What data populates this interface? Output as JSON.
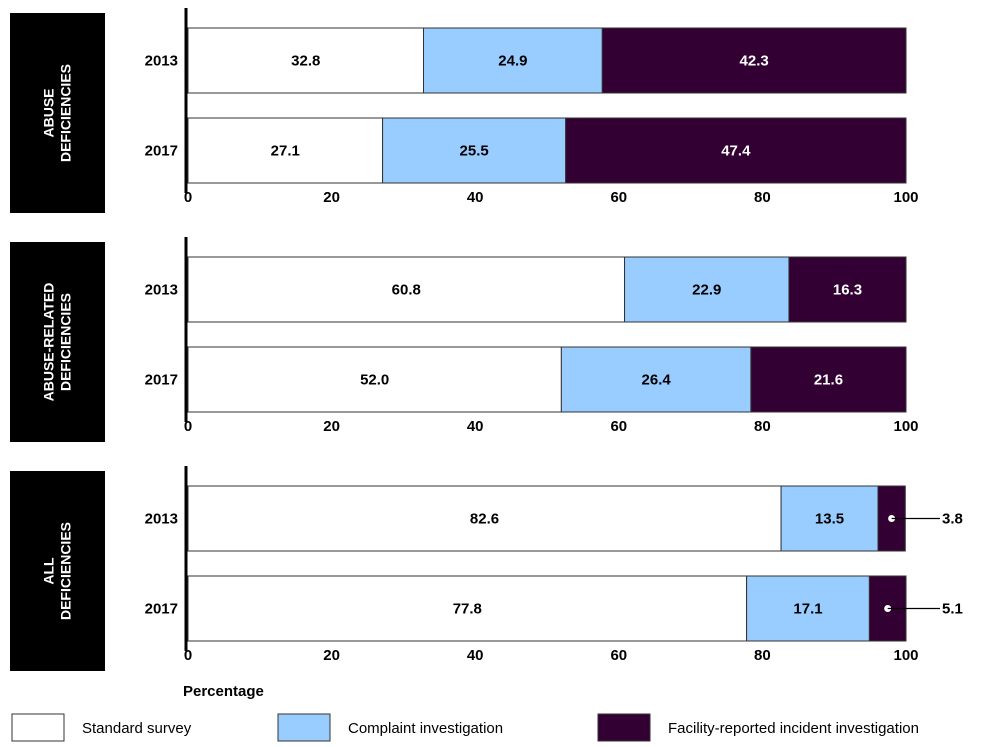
{
  "chart_data": {
    "type": "bar",
    "orientation": "horizontal",
    "stacked": true,
    "xlabel": "Percentage",
    "xlim": [
      0,
      100
    ],
    "xticks": [
      0,
      20,
      40,
      60,
      80,
      100
    ],
    "legend_position": "bottom",
    "series": [
      {
        "name": "Standard survey",
        "color": "#ffffff"
      },
      {
        "name": "Complaint investigation",
        "color": "#99ccff"
      },
      {
        "name": "Facility-reported incident investigation",
        "color": "#330033"
      }
    ],
    "panels": [
      {
        "title_lines": [
          "ABUSE",
          "DEFICIENCIES"
        ],
        "rows": [
          {
            "label": "2013",
            "values": [
              32.8,
              24.9,
              42.3
            ]
          },
          {
            "label": "2017",
            "values": [
              27.1,
              25.5,
              47.4
            ]
          }
        ]
      },
      {
        "title_lines": [
          "ABUSE-RELATED",
          "DEFICIENCIES"
        ],
        "rows": [
          {
            "label": "2013",
            "values": [
              60.8,
              22.9,
              16.3
            ]
          },
          {
            "label": "2017",
            "values": [
              52.0,
              26.4,
              21.6
            ]
          }
        ]
      },
      {
        "title_lines": [
          "ALL",
          "DEFICIENCIES"
        ],
        "rows": [
          {
            "label": "2013",
            "values": [
              82.6,
              13.5,
              3.8
            ],
            "outside_label_index": 2
          },
          {
            "label": "2017",
            "values": [
              77.8,
              17.1,
              5.1
            ],
            "outside_label_index": 2
          }
        ]
      }
    ]
  }
}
....................
EXERCISE AIM: Transcribe all the lines above exactly, apart from the pictures.

RESPONSE FOR THIS EXERCISE:
What data populates this interface? Output as JSON.
{
  "chart_data": {
    "type": "bar",
    "orientation": "horizontal",
    "stacked": true,
    "xlabel": "Percentage",
    "xlim": [
      0,
      100
    ],
    "xticks": [
      0,
      20,
      40,
      60,
      80,
      100
    ],
    "legend_position": "bottom",
    "series": [
      {
        "name": "Standard survey",
        "color": "#ffffff"
      },
      {
        "name": "Complaint investigation",
        "color": "#99ccff"
      },
      {
        "name": "Facility-reported incident investigation",
        "color": "#330033"
      }
    ],
    "panels": [
      {
        "title_lines": [
          "ABUSE",
          "DEFICIENCIES"
        ],
        "rows": [
          {
            "label": "2013",
            "values": [
              32.8,
              24.9,
              42.3
            ]
          },
          {
            "label": "2017",
            "values": [
              27.1,
              25.5,
              47.4
            ]
          }
        ]
      },
      {
        "title_lines": [
          "ABUSE-RELATED",
          "DEFICIENCIES"
        ],
        "rows": [
          {
            "label": "2013",
            "values": [
              60.8,
              22.9,
              16.3
            ]
          },
          {
            "label": "2017",
            "values": [
              52.0,
              26.4,
              21.6
            ]
          }
        ]
      },
      {
        "title_lines": [
          "ALL",
          "DEFICIENCIES"
        ],
        "rows": [
          {
            "label": "2013",
            "values": [
              82.6,
              13.5,
              3.8
            ],
            "outside_label_index": 2
          },
          {
            "label": "2017",
            "values": [
              77.8,
              17.1,
              5.1
            ],
            "outside_label_index": 2
          }
        ]
      }
    ]
  }
}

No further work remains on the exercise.